## Work to complete
Return all of the data exactly as given.

## Given entries
— BEGIN —
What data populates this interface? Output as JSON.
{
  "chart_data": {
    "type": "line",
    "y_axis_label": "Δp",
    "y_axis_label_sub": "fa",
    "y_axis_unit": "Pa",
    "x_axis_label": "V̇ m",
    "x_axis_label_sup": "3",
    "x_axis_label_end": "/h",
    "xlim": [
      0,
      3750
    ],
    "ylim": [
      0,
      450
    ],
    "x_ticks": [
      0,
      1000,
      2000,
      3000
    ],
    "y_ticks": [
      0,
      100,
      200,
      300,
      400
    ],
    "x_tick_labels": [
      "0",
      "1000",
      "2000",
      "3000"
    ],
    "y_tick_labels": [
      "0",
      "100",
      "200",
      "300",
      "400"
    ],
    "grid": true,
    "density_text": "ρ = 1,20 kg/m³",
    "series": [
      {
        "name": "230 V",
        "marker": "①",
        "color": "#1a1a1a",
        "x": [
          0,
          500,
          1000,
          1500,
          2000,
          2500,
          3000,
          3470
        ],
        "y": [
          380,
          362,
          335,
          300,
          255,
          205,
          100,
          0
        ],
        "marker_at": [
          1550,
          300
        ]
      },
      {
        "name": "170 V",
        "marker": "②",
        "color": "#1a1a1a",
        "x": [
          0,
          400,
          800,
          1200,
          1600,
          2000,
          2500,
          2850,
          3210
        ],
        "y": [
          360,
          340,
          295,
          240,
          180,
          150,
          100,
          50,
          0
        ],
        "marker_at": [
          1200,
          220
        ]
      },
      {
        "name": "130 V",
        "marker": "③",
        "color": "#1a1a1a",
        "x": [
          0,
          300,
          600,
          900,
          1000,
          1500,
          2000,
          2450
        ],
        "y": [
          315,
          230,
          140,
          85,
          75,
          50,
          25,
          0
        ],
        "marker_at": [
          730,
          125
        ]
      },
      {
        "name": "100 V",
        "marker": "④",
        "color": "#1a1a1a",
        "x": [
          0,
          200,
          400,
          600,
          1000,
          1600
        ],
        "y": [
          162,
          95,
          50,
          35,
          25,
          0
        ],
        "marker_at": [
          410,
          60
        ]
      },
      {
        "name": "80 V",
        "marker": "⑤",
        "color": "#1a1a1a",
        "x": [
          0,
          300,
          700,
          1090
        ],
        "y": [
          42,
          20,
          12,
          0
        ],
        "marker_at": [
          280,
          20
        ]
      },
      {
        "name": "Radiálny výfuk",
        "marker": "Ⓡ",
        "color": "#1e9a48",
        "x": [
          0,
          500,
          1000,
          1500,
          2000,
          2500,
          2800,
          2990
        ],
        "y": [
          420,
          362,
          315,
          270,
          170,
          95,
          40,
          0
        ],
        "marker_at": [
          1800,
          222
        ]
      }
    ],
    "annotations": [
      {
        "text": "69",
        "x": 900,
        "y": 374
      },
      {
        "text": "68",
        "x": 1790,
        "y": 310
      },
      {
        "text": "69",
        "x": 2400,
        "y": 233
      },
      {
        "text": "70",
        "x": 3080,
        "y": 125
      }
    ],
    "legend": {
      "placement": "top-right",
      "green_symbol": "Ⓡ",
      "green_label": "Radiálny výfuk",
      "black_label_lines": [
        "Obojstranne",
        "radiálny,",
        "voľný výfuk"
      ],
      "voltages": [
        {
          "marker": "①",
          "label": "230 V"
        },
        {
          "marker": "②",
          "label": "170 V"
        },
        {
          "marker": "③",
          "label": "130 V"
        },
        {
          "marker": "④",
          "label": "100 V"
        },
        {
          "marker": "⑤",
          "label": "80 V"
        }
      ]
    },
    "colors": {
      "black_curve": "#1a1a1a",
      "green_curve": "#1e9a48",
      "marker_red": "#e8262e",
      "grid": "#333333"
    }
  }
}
— END —
## Worked solution
What data populates this interface? Output as JSON.
{
  "chart_data": {
    "type": "line",
    "y_axis_label": "Δp",
    "y_axis_label_sub": "fa",
    "y_axis_unit": "Pa",
    "x_axis_label": "V̇ m",
    "x_axis_label_sup": "3",
    "x_axis_label_end": "/h",
    "xlim": [
      0,
      3750
    ],
    "ylim": [
      0,
      450
    ],
    "x_ticks": [
      0,
      1000,
      2000,
      3000
    ],
    "y_ticks": [
      0,
      100,
      200,
      300,
      400
    ],
    "x_tick_labels": [
      "0",
      "1000",
      "2000",
      "3000"
    ],
    "y_tick_labels": [
      "0",
      "100",
      "200",
      "300",
      "400"
    ],
    "grid": true,
    "density_text": "ρ = 1,20 kg/m³",
    "series": [
      {
        "name": "230 V",
        "marker": "①",
        "color": "#1a1a1a",
        "x": [
          0,
          500,
          1000,
          1500,
          2000,
          2500,
          3000,
          3470
        ],
        "y": [
          380,
          362,
          335,
          300,
          255,
          205,
          100,
          0
        ],
        "marker_at": [
          1550,
          300
        ]
      },
      {
        "name": "170 V",
        "marker": "②",
        "color": "#1a1a1a",
        "x": [
          0,
          400,
          800,
          1200,
          1600,
          2000,
          2500,
          2850,
          3210
        ],
        "y": [
          360,
          340,
          295,
          240,
          180,
          150,
          100,
          50,
          0
        ],
        "marker_at": [
          1200,
          220
        ]
      },
      {
        "name": "130 V",
        "marker": "③",
        "color": "#1a1a1a",
        "x": [
          0,
          300,
          600,
          900,
          1000,
          1500,
          2000,
          2450
        ],
        "y": [
          315,
          230,
          140,
          85,
          75,
          50,
          25,
          0
        ],
        "marker_at": [
          730,
          125
        ]
      },
      {
        "name": "100 V",
        "marker": "④",
        "color": "#1a1a1a",
        "x": [
          0,
          200,
          400,
          600,
          1000,
          1600
        ],
        "y": [
          162,
          95,
          50,
          35,
          25,
          0
        ],
        "marker_at": [
          410,
          60
        ]
      },
      {
        "name": "80 V",
        "marker": "⑤",
        "color": "#1a1a1a",
        "x": [
          0,
          300,
          700,
          1090
        ],
        "y": [
          42,
          20,
          12,
          0
        ],
        "marker_at": [
          280,
          20
        ]
      },
      {
        "name": "Radiálny výfuk",
        "marker": "Ⓡ",
        "color": "#1e9a48",
        "x": [
          0,
          500,
          1000,
          1500,
          2000,
          2500,
          2800,
          2990
        ],
        "y": [
          420,
          362,
          315,
          270,
          170,
          95,
          40,
          0
        ],
        "marker_at": [
          1800,
          222
        ]
      }
    ],
    "annotations": [
      {
        "text": "69",
        "x": 900,
        "y": 374
      },
      {
        "text": "68",
        "x": 1790,
        "y": 310
      },
      {
        "text": "69",
        "x": 2400,
        "y": 233
      },
      {
        "text": "70",
        "x": 3080,
        "y": 125
      }
    ],
    "legend": {
      "placement": "top-right",
      "green_symbol": "Ⓡ",
      "green_label": "Radiálny výfuk",
      "black_label_lines": [
        "Obojstranne",
        "radiálny,",
        "voľný výfuk"
      ],
      "voltages": [
        {
          "marker": "①",
          "label": "230 V"
        },
        {
          "marker": "②",
          "label": "170 V"
        },
        {
          "marker": "③",
          "label": "130 V"
        },
        {
          "marker": "④",
          "label": "100 V"
        },
        {
          "marker": "⑤",
          "label": "80 V"
        }
      ]
    },
    "colors": {
      "black_curve": "#1a1a1a",
      "green_curve": "#1e9a48",
      "marker_red": "#e8262e",
      "grid": "#333333"
    }
  }
}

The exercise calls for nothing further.